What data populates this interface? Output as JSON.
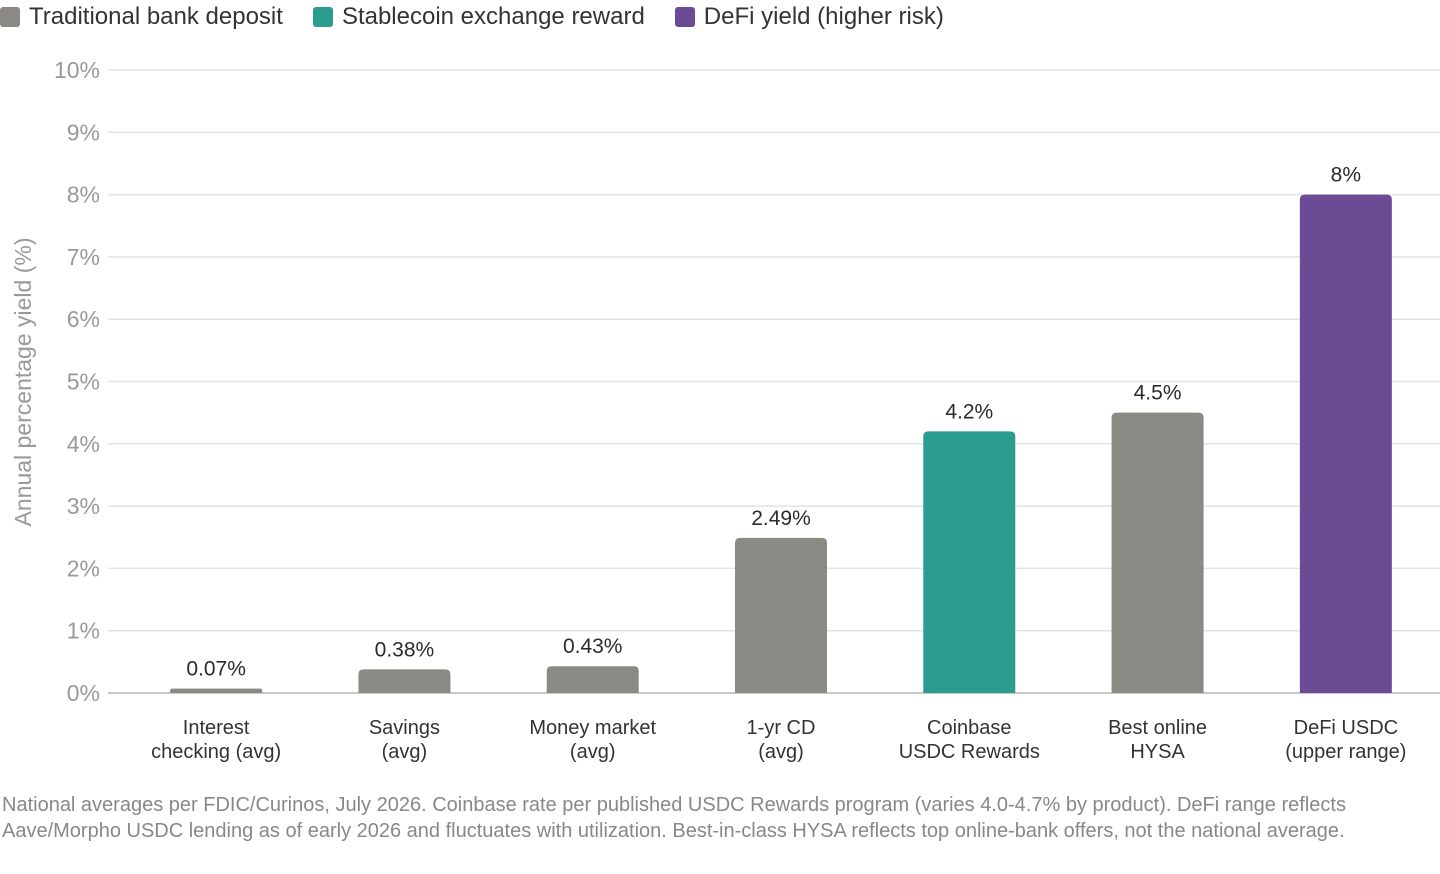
{
  "legend": [
    {
      "label": "Traditional bank deposit",
      "color": "#8a8984"
    },
    {
      "label": "Stablecoin exchange reward",
      "color": "#2a9d8f"
    },
    {
      "label": "DeFi yield (higher risk)",
      "color": "#6b4c94"
    }
  ],
  "chart_data": {
    "type": "bar",
    "title": "",
    "xlabel": "",
    "ylabel": "Annual percentage yield (%)",
    "ylim": [
      0,
      10
    ],
    "yticks": [
      0,
      1,
      2,
      3,
      4,
      5,
      6,
      7,
      8,
      9,
      10
    ],
    "ytick_suffix": "%",
    "grid": true,
    "legend_position": "top-left",
    "categories": [
      [
        "Interest",
        "checking (avg)"
      ],
      [
        "Savings",
        "(avg)"
      ],
      [
        "Money market",
        "(avg)"
      ],
      [
        "1-yr CD",
        "(avg)"
      ],
      [
        "Coinbase",
        "USDC Rewards"
      ],
      [
        "Best online",
        "HYSA"
      ],
      [
        "DeFi USDC",
        "(upper range)"
      ]
    ],
    "values": [
      0.07,
      0.38,
      0.43,
      2.49,
      4.2,
      4.5,
      8
    ],
    "data_labels": [
      "0.07%",
      "0.38%",
      "0.43%",
      "2.49%",
      "4.2%",
      "4.5%",
      "8%"
    ],
    "groups": [
      "Traditional bank deposit",
      "Traditional bank deposit",
      "Traditional bank deposit",
      "Traditional bank deposit",
      "Stablecoin exchange reward",
      "Traditional bank deposit",
      "DeFi yield (higher risk)"
    ]
  },
  "footnote": "National averages per FDIC/Curinos, July 2026. Coinbase rate per published USDC Rewards program (varies 4.0-4.7% by product). DeFi range reflects Aave/Morpho USDC lending as of early 2026 and fluctuates with utilization. Best-in-class HYSA reflects top online-bank offers, not the national average."
}
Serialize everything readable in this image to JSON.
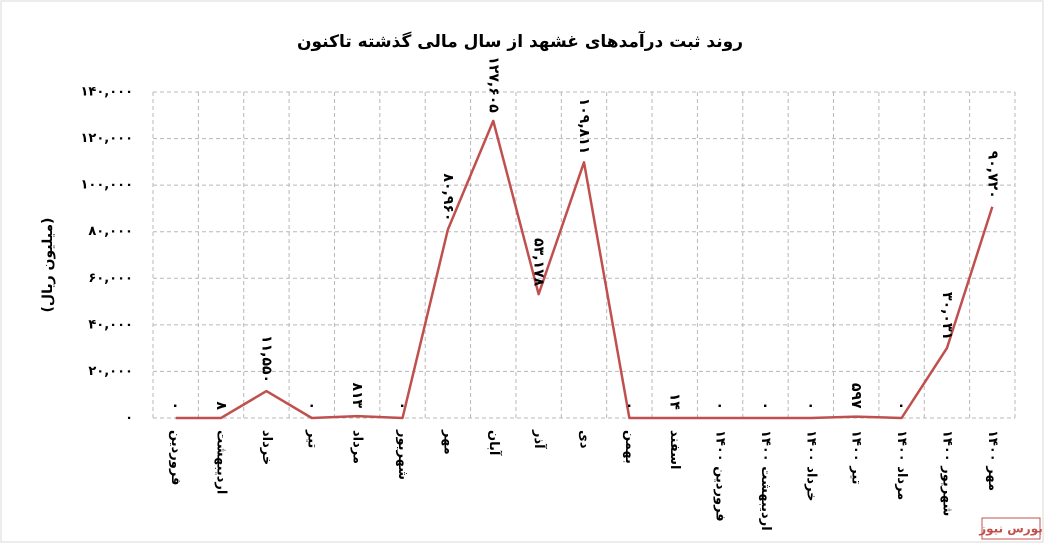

=====

Exercise aim -> From the data above, work out how many lines contain the string "exchange" and reply with only the number.

The reply -> 2